GOAL >>
Determine the count of lines holding the string "quảng". Return only the number.
━━━━
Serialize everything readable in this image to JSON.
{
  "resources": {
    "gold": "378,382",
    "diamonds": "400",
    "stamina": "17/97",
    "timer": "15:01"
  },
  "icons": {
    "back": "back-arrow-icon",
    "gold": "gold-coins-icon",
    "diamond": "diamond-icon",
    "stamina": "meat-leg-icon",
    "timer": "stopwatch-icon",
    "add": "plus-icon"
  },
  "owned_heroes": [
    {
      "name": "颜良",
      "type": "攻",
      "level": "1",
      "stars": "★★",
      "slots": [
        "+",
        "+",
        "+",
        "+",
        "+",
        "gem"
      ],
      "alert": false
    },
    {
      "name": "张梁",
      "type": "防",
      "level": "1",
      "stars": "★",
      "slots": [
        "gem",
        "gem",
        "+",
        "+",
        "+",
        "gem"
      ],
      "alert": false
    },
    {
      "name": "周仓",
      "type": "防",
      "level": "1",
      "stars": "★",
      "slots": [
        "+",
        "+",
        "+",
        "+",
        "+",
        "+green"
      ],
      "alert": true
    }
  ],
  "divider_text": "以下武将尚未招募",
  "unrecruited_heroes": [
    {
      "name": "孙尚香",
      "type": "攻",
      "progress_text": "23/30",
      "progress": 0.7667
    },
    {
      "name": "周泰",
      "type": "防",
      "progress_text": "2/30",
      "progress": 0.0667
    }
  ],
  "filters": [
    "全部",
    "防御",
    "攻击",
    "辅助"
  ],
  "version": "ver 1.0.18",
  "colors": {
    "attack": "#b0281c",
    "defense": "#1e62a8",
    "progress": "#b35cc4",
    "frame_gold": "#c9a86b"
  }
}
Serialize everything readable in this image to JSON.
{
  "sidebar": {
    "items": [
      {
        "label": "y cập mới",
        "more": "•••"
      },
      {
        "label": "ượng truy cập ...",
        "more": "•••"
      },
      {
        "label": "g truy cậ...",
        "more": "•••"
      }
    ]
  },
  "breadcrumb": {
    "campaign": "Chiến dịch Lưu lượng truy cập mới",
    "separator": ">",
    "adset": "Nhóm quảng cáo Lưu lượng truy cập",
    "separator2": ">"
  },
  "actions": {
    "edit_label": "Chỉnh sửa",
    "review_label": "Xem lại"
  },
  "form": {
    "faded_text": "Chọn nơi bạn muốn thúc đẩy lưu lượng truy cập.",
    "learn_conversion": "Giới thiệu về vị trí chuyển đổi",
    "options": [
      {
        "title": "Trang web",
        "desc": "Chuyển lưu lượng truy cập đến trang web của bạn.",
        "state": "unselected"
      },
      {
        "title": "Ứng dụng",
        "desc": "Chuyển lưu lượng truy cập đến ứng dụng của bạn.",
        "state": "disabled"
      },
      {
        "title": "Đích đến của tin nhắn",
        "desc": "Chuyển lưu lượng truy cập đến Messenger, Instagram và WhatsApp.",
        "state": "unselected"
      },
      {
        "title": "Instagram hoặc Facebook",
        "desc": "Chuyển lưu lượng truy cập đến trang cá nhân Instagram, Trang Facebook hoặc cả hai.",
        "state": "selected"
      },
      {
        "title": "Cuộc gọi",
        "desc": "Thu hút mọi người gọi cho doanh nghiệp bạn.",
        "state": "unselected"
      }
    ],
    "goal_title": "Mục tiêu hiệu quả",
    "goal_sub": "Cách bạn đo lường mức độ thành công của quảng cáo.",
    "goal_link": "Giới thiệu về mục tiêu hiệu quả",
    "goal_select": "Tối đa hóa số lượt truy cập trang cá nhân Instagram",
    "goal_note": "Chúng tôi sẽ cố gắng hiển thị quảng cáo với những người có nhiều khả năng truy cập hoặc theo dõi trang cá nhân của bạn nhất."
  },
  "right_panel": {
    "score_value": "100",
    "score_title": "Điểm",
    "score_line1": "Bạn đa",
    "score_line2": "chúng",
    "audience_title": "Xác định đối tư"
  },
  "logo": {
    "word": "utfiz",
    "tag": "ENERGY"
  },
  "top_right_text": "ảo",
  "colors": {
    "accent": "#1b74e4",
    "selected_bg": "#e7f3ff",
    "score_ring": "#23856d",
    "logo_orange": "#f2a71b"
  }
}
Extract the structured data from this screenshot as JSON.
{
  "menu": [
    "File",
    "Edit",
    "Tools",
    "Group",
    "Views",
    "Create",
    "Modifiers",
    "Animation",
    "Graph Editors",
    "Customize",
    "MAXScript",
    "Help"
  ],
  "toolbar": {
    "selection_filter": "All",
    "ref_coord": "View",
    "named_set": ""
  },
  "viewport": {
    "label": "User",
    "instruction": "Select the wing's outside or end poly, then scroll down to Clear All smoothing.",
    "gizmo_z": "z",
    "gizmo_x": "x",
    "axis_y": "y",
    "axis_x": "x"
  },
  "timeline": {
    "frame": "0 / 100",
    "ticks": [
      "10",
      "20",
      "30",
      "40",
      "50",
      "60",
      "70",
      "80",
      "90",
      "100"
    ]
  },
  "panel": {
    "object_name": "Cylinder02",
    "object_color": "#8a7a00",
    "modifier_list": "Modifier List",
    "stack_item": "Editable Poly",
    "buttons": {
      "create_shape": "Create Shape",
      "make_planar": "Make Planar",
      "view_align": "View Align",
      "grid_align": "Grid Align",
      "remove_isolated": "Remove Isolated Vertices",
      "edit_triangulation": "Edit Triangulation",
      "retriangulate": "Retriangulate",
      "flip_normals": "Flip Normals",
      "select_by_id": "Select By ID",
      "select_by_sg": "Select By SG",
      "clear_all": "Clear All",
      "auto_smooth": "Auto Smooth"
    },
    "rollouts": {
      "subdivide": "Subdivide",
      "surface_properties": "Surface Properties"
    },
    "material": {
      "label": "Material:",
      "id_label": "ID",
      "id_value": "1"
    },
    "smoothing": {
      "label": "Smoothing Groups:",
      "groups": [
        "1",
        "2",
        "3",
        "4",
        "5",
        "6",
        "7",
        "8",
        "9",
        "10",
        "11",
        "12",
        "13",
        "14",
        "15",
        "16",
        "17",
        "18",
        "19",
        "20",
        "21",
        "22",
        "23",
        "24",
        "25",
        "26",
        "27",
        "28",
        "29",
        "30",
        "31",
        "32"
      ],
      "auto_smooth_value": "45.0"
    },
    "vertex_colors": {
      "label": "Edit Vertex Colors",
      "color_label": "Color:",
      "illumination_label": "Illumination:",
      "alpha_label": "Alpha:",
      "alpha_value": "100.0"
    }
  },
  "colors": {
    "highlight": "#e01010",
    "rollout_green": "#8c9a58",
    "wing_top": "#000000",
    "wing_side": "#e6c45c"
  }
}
━━━━
FINAL RESULT >>
3